▸ EXERCISE OBJECTIVE:
Below are records; count the lines that contain "name" and give only the total.

(Excerpts from a figure dataset)
++++++

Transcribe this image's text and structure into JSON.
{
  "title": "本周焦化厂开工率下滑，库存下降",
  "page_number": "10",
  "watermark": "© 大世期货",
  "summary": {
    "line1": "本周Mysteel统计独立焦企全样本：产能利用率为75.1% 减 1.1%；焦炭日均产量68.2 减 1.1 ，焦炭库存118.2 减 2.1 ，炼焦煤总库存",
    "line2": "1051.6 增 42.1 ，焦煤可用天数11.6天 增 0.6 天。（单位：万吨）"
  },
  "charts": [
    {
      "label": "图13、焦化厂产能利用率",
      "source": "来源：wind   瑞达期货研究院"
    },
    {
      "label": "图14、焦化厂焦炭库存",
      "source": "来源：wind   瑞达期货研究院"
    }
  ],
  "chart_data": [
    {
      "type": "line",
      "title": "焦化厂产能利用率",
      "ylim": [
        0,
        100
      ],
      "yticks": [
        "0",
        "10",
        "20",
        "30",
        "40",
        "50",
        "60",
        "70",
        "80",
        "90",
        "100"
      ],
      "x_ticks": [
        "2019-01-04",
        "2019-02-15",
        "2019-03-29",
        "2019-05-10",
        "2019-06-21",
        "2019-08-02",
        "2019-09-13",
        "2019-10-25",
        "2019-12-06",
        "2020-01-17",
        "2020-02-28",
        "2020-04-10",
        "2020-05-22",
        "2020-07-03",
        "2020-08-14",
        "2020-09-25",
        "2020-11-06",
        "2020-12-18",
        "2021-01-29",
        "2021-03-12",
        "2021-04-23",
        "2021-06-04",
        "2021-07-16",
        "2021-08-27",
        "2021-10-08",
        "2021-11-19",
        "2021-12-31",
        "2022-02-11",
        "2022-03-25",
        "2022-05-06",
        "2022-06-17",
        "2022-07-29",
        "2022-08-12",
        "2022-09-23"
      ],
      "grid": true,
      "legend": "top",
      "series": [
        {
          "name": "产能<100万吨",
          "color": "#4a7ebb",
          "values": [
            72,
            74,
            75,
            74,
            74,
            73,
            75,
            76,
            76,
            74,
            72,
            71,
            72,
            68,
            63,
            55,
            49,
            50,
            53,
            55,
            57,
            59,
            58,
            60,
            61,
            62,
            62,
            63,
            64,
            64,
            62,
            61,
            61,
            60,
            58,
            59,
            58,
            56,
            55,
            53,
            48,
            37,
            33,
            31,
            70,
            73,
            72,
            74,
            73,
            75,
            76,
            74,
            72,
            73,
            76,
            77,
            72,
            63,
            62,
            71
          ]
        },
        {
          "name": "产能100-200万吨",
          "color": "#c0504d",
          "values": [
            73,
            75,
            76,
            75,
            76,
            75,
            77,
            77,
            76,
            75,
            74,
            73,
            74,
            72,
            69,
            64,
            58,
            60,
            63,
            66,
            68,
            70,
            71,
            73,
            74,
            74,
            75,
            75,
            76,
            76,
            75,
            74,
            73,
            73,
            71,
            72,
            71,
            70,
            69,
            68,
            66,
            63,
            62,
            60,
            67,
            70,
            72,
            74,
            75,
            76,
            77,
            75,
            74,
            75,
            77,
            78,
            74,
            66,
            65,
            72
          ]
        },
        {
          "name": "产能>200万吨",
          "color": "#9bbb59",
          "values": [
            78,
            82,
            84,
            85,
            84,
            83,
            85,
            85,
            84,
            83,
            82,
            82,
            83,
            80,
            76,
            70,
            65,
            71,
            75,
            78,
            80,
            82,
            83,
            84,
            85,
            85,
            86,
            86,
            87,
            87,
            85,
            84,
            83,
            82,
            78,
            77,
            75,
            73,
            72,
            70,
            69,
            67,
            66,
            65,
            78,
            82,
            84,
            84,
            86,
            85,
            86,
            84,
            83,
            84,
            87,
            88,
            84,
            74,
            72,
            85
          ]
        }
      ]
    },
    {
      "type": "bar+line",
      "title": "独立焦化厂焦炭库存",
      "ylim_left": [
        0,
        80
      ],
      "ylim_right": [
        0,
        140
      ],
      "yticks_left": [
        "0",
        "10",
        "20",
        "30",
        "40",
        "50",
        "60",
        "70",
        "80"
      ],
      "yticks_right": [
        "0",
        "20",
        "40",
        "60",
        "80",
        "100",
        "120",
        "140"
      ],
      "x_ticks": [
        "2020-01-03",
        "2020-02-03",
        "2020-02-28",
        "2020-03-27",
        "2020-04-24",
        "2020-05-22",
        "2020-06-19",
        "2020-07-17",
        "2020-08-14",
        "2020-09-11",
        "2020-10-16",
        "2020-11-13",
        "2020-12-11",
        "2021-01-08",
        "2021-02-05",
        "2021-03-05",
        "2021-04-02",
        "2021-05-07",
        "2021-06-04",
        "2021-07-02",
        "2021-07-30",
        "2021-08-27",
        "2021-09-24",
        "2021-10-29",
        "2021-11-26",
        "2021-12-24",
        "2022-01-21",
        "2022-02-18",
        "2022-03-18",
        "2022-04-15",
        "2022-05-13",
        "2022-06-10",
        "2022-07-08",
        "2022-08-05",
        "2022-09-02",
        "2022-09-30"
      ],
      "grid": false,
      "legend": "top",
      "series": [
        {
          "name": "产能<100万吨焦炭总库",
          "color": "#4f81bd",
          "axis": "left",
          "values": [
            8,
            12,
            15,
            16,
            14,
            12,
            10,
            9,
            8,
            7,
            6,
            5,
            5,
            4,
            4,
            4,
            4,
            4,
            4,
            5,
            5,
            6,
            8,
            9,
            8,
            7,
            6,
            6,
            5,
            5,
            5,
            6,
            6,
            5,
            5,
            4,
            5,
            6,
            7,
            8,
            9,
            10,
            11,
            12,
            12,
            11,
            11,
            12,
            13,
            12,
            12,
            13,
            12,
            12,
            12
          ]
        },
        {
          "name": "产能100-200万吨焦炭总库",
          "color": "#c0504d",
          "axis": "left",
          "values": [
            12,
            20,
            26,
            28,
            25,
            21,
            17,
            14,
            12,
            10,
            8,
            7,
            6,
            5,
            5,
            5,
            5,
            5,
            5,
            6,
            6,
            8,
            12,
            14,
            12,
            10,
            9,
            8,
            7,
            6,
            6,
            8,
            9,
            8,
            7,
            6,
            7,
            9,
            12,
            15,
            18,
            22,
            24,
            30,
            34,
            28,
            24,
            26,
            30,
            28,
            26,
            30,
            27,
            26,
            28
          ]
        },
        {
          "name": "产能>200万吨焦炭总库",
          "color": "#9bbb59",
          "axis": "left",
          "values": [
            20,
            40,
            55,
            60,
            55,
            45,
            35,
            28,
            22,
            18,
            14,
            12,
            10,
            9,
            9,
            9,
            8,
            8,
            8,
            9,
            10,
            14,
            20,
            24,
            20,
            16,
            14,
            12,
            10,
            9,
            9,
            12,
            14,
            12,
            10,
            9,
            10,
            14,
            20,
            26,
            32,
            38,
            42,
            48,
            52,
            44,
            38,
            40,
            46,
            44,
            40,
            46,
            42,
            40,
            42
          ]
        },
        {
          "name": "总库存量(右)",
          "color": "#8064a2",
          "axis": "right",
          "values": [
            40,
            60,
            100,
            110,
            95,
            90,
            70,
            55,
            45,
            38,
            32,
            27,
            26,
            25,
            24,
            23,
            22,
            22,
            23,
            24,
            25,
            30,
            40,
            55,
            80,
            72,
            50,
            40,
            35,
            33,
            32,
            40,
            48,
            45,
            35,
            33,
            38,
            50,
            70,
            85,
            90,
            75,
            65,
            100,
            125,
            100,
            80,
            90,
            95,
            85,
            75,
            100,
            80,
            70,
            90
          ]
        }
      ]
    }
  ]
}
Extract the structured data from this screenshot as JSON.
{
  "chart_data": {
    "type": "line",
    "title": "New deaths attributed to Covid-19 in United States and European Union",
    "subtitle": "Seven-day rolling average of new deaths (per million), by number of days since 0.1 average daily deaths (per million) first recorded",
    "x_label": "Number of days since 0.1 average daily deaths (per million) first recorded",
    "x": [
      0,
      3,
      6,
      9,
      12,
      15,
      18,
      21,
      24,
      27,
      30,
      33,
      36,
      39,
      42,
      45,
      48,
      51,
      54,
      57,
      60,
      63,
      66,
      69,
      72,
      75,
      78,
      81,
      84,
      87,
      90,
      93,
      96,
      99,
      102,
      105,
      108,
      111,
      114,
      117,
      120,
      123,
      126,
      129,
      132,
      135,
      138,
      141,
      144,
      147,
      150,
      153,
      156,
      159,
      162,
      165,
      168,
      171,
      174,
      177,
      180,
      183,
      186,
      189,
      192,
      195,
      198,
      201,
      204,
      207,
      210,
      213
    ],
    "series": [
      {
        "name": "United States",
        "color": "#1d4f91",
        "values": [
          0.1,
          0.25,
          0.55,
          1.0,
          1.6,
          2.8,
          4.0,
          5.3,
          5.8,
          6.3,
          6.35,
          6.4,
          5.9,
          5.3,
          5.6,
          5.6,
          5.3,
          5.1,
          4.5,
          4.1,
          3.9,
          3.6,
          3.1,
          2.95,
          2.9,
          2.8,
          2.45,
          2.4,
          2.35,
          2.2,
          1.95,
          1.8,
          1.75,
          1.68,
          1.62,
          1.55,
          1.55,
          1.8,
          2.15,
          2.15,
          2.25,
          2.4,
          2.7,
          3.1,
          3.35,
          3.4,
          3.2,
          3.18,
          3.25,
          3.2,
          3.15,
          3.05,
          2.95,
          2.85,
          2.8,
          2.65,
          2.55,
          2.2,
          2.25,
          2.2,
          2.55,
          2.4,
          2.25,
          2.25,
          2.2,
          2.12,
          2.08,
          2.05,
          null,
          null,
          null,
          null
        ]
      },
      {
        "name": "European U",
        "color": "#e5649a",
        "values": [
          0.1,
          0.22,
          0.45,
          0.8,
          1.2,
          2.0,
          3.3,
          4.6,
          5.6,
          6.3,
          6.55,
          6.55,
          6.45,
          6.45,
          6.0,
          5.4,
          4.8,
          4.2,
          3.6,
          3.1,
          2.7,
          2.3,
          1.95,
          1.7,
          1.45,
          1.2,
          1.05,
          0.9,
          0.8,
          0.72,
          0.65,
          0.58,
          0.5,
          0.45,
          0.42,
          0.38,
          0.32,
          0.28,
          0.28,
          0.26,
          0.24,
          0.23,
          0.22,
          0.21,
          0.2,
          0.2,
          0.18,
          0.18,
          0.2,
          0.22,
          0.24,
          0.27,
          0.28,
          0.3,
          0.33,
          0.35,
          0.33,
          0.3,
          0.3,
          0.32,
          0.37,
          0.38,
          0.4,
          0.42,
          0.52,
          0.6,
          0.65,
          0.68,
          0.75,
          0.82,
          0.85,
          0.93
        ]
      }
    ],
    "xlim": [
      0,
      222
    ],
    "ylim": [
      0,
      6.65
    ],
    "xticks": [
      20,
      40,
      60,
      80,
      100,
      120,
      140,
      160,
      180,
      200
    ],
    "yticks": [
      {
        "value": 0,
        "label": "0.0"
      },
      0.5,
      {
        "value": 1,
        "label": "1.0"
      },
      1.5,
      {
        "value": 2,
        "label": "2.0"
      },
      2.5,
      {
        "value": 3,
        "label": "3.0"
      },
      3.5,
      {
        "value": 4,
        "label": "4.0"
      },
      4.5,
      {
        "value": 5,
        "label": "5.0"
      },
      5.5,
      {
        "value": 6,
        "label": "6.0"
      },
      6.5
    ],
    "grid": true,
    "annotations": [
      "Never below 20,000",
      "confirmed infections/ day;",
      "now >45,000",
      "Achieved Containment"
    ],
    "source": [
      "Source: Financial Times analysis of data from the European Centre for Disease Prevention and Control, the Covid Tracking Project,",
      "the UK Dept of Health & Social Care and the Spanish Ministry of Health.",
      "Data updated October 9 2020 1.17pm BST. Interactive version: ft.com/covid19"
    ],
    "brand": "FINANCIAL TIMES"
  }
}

++++++

▸ TASK SOLUTION:
9